Work instructions:
Without the images, write out all of the following entries exactly.
__________________________________________________
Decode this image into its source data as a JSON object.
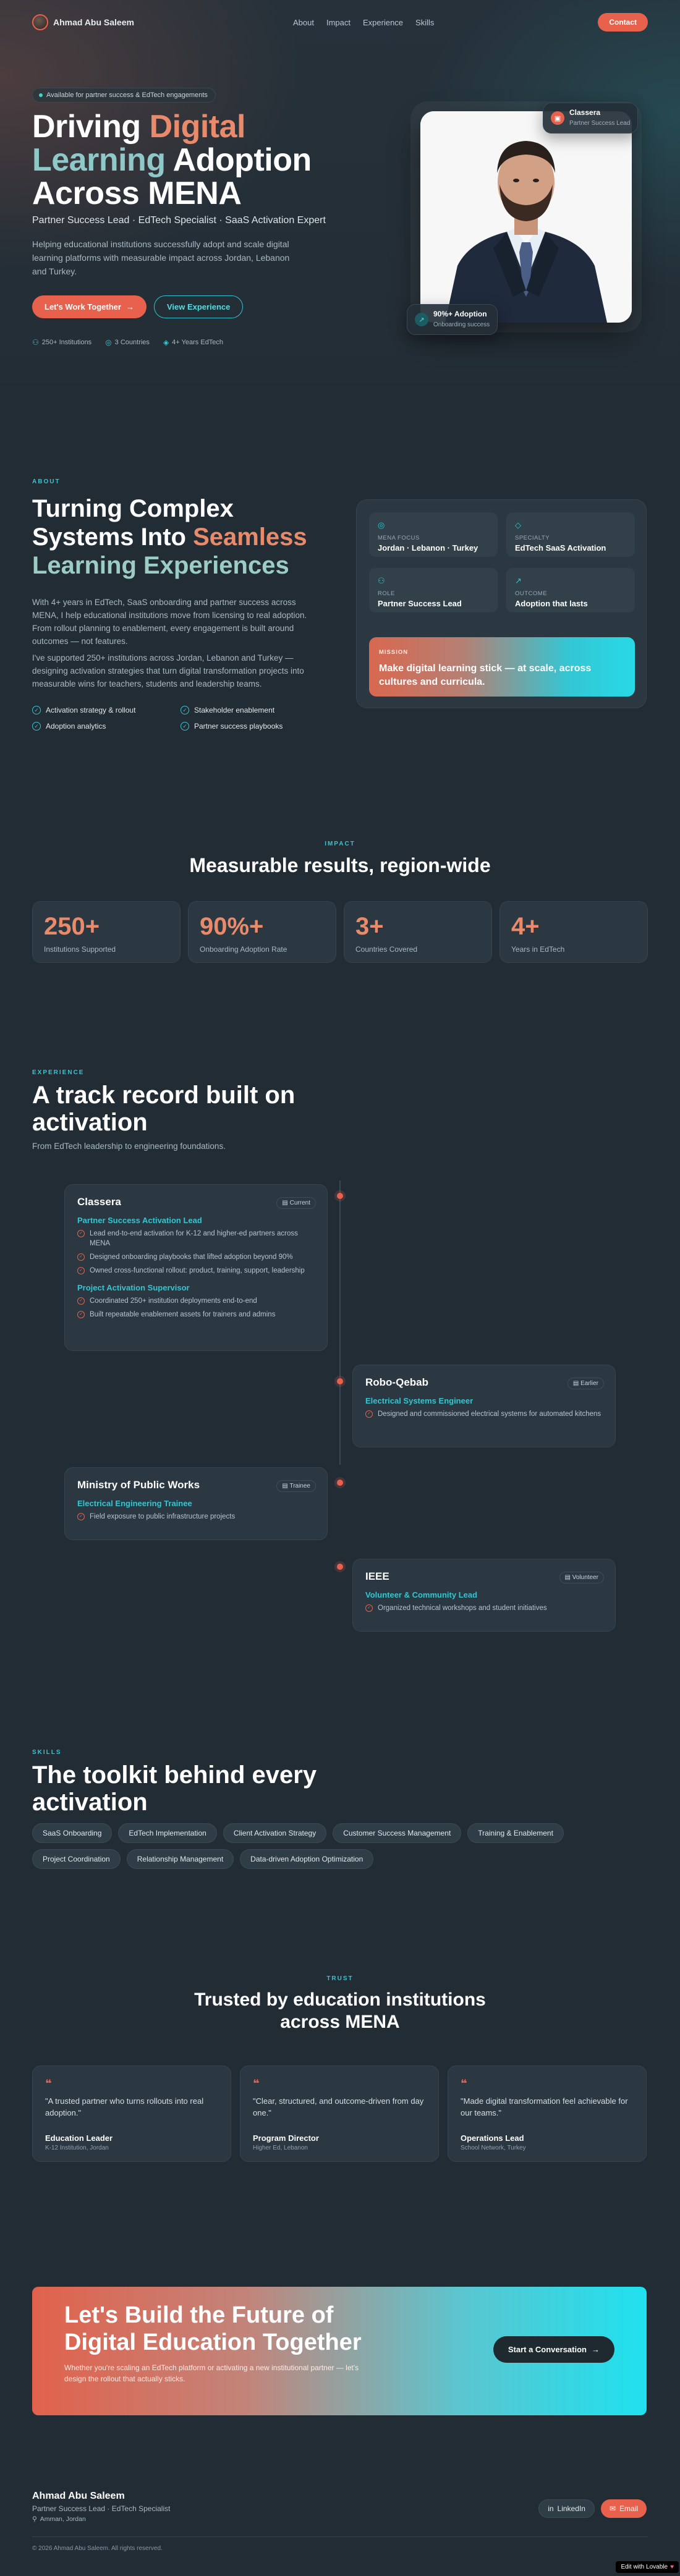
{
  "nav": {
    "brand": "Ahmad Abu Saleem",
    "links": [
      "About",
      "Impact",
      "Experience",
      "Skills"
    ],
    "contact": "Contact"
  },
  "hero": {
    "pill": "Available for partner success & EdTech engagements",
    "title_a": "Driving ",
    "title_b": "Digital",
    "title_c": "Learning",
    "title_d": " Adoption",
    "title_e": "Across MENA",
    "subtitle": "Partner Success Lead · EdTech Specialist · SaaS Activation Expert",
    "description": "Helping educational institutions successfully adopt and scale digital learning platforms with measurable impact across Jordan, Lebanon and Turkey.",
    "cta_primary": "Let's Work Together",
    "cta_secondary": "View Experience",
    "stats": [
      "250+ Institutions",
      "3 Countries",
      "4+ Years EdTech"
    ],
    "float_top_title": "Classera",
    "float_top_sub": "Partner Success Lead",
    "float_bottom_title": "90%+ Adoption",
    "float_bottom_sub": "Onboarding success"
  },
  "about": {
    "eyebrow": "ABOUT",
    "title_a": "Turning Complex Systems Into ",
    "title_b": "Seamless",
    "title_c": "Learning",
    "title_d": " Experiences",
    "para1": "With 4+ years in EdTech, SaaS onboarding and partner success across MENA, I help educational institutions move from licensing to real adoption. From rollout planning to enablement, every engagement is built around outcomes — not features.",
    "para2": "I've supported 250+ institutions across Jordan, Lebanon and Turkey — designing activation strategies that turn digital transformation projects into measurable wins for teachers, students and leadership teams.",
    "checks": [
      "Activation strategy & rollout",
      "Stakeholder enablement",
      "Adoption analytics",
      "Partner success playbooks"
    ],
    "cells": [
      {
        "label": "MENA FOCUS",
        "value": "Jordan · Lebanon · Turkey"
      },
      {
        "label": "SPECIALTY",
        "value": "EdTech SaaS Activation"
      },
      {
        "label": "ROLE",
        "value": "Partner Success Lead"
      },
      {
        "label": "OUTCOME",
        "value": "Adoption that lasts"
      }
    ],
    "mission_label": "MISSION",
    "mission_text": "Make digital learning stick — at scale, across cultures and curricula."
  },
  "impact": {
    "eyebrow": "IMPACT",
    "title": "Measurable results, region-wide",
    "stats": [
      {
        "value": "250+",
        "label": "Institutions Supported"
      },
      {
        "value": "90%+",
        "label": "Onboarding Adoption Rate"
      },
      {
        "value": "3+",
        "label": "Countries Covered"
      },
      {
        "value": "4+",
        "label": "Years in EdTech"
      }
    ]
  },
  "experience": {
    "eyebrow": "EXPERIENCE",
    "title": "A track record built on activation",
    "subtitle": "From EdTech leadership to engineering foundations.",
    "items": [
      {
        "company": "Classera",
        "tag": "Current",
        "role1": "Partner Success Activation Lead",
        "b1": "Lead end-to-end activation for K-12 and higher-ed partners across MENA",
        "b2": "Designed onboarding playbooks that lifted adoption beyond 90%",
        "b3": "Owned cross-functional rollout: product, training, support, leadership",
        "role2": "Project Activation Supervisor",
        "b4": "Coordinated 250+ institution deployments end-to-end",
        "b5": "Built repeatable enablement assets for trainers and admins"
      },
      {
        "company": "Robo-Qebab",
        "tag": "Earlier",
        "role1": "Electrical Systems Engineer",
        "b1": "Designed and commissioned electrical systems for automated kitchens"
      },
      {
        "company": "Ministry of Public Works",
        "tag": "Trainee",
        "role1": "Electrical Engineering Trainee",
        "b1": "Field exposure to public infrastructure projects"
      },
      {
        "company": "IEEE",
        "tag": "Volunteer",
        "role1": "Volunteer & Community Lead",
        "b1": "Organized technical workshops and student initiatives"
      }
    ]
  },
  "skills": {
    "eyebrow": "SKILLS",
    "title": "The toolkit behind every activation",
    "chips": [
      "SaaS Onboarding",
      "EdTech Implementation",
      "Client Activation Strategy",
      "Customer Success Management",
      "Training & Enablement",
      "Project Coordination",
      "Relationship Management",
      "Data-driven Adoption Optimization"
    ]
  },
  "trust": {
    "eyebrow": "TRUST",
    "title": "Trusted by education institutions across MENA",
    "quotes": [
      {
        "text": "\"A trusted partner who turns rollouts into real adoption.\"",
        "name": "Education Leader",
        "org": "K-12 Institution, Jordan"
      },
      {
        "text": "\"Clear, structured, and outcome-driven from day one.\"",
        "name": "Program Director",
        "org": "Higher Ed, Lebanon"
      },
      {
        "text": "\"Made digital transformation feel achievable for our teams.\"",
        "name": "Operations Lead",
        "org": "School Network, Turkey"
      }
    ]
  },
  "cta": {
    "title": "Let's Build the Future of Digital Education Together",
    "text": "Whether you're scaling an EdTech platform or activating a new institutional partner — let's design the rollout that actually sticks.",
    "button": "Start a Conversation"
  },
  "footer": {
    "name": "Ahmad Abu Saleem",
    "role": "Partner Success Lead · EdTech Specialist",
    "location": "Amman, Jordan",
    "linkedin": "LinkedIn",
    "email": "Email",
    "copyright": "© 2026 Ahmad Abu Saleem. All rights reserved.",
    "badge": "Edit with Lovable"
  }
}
__________________________________________________
Answer to the exercise:
Decode this image into its source data as a JSON object.
{
  "nav": {
    "brand": "Ahmad Abu Saleem",
    "links": [
      "About",
      "Impact",
      "Experience",
      "Skills"
    ],
    "contact": "Contact"
  },
  "hero": {
    "pill": "Available for partner success & EdTech engagements",
    "title_a": "Driving ",
    "title_b": "Digital",
    "title_c": "Learning",
    "title_d": " Adoption",
    "title_e": "Across MENA",
    "subtitle": "Partner Success Lead · EdTech Specialist · SaaS Activation Expert",
    "description": "Helping educational institutions successfully adopt and scale digital learning platforms with measurable impact across Jordan, Lebanon and Turkey.",
    "cta_primary": "Let's Work Together",
    "cta_secondary": "View Experience",
    "stats": [
      "250+ Institutions",
      "3 Countries",
      "4+ Years EdTech"
    ],
    "float_top_title": "Classera",
    "float_top_sub": "Partner Success Lead",
    "float_bottom_title": "90%+ Adoption",
    "float_bottom_sub": "Onboarding success"
  },
  "about": {
    "eyebrow": "ABOUT",
    "title_a": "Turning Complex Systems Into ",
    "title_b": "Seamless",
    "title_c": "Learning",
    "title_d": " Experiences",
    "para1": "With 4+ years in EdTech, SaaS onboarding and partner success across MENA, I help educational institutions move from licensing to real adoption. From rollout planning to enablement, every engagement is built around outcomes — not features.",
    "para2": "I've supported 250+ institutions across Jordan, Lebanon and Turkey — designing activation strategies that turn digital transformation projects into measurable wins for teachers, students and leadership teams.",
    "checks": [
      "Activation strategy & rollout",
      "Stakeholder enablement",
      "Adoption analytics",
      "Partner success playbooks"
    ],
    "cells": [
      {
        "label": "MENA FOCUS",
        "value": "Jordan · Lebanon · Turkey"
      },
      {
        "label": "SPECIALTY",
        "value": "EdTech SaaS Activation"
      },
      {
        "label": "ROLE",
        "value": "Partner Success Lead"
      },
      {
        "label": "OUTCOME",
        "value": "Adoption that lasts"
      }
    ],
    "mission_label": "MISSION",
    "mission_text": "Make digital learning stick — at scale, across cultures and curricula."
  },
  "impact": {
    "eyebrow": "IMPACT",
    "title": "Measurable results, region-wide",
    "stats": [
      {
        "value": "250+",
        "label": "Institutions Supported"
      },
      {
        "value": "90%+",
        "label": "Onboarding Adoption Rate"
      },
      {
        "value": "3+",
        "label": "Countries Covered"
      },
      {
        "value": "4+",
        "label": "Years in EdTech"
      }
    ]
  },
  "experience": {
    "eyebrow": "EXPERIENCE",
    "title": "A track record built on activation",
    "subtitle": "From EdTech leadership to engineering foundations.",
    "items": [
      {
        "company": "Classera",
        "tag": "Current",
        "role1": "Partner Success Activation Lead",
        "b1": "Lead end-to-end activation for K-12 and higher-ed partners across MENA",
        "b2": "Designed onboarding playbooks that lifted adoption beyond 90%",
        "b3": "Owned cross-functional rollout: product, training, support, leadership",
        "role2": "Project Activation Supervisor",
        "b4": "Coordinated 250+ institution deployments end-to-end",
        "b5": "Built repeatable enablement assets for trainers and admins"
      },
      {
        "company": "Robo-Qebab",
        "tag": "Earlier",
        "role1": "Electrical Systems Engineer",
        "b1": "Designed and commissioned electrical systems for automated kitchens"
      },
      {
        "company": "Ministry of Public Works",
        "tag": "Trainee",
        "role1": "Electrical Engineering Trainee",
        "b1": "Field exposure to public infrastructure projects"
      },
      {
        "company": "IEEE",
        "tag": "Volunteer",
        "role1": "Volunteer & Community Lead",
        "b1": "Organized technical workshops and student initiatives"
      }
    ]
  },
  "skills": {
    "eyebrow": "SKILLS",
    "title": "The toolkit behind every activation",
    "chips": [
      "SaaS Onboarding",
      "EdTech Implementation",
      "Client Activation Strategy",
      "Customer Success Management",
      "Training & Enablement",
      "Project Coordination",
      "Relationship Management",
      "Data-driven Adoption Optimization"
    ]
  },
  "trust": {
    "eyebrow": "TRUST",
    "title": "Trusted by education institutions across MENA",
    "quotes": [
      {
        "text": "\"A trusted partner who turns rollouts into real adoption.\"",
        "name": "Education Leader",
        "org": "K-12 Institution, Jordan"
      },
      {
        "text": "\"Clear, structured, and outcome-driven from day one.\"",
        "name": "Program Director",
        "org": "Higher Ed, Lebanon"
      },
      {
        "text": "\"Made digital transformation feel achievable for our teams.\"",
        "name": "Operations Lead",
        "org": "School Network, Turkey"
      }
    ]
  },
  "cta": {
    "title": "Let's Build the Future of Digital Education Together",
    "text": "Whether you're scaling an EdTech platform or activating a new institutional partner — let's design the rollout that actually sticks.",
    "button": "Start a Conversation"
  },
  "footer": {
    "name": "Ahmad Abu Saleem",
    "role": "Partner Success Lead · EdTech Specialist",
    "location": "Amman, Jordan",
    "linkedin": "LinkedIn",
    "email": "Email",
    "copyright": "© 2026 Ahmad Abu Saleem. All rights reserved.",
    "badge": "Edit with Lovable"
  }
}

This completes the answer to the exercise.